╭──

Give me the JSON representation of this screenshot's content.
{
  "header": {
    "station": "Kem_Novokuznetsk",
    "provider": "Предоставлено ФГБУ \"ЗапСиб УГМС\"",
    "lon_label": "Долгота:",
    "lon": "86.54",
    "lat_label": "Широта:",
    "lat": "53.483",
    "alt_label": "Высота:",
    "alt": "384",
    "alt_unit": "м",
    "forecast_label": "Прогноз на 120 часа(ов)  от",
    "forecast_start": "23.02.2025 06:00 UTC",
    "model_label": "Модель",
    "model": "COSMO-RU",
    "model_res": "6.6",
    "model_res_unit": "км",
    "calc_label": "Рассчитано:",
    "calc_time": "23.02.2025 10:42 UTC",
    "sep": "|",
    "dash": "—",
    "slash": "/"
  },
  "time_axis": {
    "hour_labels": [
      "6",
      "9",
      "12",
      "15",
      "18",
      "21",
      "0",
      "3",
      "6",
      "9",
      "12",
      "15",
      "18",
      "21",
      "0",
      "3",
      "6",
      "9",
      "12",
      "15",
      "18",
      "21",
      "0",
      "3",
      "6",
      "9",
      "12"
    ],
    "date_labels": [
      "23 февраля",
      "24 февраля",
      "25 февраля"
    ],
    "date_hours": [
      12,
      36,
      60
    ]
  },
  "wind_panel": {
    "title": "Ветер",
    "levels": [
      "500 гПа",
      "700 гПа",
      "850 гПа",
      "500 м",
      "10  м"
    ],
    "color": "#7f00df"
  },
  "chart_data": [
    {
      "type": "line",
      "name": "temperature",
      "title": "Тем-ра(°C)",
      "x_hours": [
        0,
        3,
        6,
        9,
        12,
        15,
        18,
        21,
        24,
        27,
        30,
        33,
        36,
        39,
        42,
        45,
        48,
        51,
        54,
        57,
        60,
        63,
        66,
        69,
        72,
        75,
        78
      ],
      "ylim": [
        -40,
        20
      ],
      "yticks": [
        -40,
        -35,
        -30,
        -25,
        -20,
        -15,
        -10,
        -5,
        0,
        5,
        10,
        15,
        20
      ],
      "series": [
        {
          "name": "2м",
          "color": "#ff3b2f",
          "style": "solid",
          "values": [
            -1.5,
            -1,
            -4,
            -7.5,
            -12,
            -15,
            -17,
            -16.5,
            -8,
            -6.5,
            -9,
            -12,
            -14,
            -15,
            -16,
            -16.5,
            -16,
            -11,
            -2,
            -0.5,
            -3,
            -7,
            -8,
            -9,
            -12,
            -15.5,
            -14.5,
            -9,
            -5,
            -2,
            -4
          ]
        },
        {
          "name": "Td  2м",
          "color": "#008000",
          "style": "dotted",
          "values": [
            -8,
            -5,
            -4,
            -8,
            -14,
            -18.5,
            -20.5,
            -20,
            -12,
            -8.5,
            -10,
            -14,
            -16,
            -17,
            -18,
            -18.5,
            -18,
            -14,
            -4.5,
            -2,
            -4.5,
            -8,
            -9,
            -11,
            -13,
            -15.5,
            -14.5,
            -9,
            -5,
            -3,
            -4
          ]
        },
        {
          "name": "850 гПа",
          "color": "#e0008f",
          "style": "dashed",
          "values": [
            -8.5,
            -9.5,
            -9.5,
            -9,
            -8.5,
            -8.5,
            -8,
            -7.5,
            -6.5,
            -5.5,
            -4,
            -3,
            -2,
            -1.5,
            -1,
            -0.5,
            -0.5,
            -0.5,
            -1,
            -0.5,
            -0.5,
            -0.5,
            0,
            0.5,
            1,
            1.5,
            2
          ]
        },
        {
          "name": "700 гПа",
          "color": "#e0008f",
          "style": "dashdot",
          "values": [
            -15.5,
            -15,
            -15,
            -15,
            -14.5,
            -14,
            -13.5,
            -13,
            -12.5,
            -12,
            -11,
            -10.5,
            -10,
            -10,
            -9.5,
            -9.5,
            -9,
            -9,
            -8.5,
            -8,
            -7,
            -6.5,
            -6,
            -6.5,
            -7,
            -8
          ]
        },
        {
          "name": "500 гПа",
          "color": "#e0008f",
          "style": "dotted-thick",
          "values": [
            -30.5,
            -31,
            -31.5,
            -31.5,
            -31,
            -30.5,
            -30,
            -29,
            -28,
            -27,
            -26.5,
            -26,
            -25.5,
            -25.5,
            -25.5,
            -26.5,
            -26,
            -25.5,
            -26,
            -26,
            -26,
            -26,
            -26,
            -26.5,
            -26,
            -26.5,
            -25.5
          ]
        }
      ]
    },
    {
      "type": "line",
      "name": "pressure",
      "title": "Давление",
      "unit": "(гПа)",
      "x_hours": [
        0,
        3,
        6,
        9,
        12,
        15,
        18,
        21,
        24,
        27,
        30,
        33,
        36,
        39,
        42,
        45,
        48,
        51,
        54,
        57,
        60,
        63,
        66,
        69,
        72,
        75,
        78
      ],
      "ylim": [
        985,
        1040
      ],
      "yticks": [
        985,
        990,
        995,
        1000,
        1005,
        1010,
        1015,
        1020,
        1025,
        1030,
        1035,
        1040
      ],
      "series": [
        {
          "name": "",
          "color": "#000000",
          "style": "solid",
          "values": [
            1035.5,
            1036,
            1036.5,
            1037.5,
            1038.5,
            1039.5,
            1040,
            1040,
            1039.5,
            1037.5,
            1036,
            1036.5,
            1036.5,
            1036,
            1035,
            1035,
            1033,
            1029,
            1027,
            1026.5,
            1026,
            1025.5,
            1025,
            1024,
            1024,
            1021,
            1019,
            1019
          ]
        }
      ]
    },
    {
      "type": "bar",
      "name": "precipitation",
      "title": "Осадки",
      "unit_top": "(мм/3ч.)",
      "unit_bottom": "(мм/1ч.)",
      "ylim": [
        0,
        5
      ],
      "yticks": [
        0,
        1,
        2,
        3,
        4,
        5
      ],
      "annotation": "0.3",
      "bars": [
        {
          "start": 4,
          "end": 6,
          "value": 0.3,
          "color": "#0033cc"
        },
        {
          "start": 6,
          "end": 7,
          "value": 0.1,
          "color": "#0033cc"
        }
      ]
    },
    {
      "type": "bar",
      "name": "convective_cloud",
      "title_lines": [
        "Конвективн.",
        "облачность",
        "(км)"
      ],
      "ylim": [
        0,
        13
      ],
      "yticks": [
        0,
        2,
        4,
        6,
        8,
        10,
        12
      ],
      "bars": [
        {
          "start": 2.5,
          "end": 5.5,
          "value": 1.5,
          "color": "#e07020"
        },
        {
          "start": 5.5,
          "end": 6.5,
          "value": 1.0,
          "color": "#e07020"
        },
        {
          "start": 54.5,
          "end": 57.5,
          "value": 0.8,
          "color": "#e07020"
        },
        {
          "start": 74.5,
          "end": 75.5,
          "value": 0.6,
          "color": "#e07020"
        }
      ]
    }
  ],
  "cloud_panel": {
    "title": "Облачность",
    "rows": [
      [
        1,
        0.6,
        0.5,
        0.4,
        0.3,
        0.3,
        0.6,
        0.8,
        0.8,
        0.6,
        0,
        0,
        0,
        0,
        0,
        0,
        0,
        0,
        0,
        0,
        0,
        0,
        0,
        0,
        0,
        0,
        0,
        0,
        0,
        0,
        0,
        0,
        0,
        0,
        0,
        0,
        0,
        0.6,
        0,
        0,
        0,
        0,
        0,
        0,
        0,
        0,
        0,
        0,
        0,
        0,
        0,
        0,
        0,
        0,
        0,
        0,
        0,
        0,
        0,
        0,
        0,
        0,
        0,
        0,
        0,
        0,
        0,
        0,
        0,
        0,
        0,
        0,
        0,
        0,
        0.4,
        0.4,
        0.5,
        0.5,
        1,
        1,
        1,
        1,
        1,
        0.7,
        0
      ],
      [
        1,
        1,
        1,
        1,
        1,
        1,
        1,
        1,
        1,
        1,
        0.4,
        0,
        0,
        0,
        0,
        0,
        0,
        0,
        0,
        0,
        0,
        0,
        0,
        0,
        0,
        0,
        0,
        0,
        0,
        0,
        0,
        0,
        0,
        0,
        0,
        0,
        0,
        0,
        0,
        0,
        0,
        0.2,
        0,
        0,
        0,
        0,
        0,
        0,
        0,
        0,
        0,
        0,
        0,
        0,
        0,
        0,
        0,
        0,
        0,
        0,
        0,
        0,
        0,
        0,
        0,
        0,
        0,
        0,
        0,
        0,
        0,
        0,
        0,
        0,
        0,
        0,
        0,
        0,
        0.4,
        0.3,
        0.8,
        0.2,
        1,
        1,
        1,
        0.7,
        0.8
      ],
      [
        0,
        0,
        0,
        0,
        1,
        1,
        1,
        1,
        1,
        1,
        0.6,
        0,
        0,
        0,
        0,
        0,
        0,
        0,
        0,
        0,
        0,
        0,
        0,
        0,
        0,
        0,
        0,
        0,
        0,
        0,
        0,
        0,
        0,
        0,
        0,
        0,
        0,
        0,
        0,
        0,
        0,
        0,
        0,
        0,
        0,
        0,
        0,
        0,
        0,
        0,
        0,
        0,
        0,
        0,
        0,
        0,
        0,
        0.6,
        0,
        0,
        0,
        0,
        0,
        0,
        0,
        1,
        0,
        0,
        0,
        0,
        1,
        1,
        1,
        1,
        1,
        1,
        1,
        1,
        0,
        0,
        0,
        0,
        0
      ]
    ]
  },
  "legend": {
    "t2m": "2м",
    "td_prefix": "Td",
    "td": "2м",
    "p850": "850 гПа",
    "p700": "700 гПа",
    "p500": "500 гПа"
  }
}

╰──

WHAT YOU ARE ASKED TO DO: Copy each line containing the word "style" from the data.

REPLY TO THE EXERCISE:
          "style": "solid",
          "style": "dotted",
          "style": "dashed",
          "style": "dashdot",
          "style": "dotted-thick",
          "style": "solid",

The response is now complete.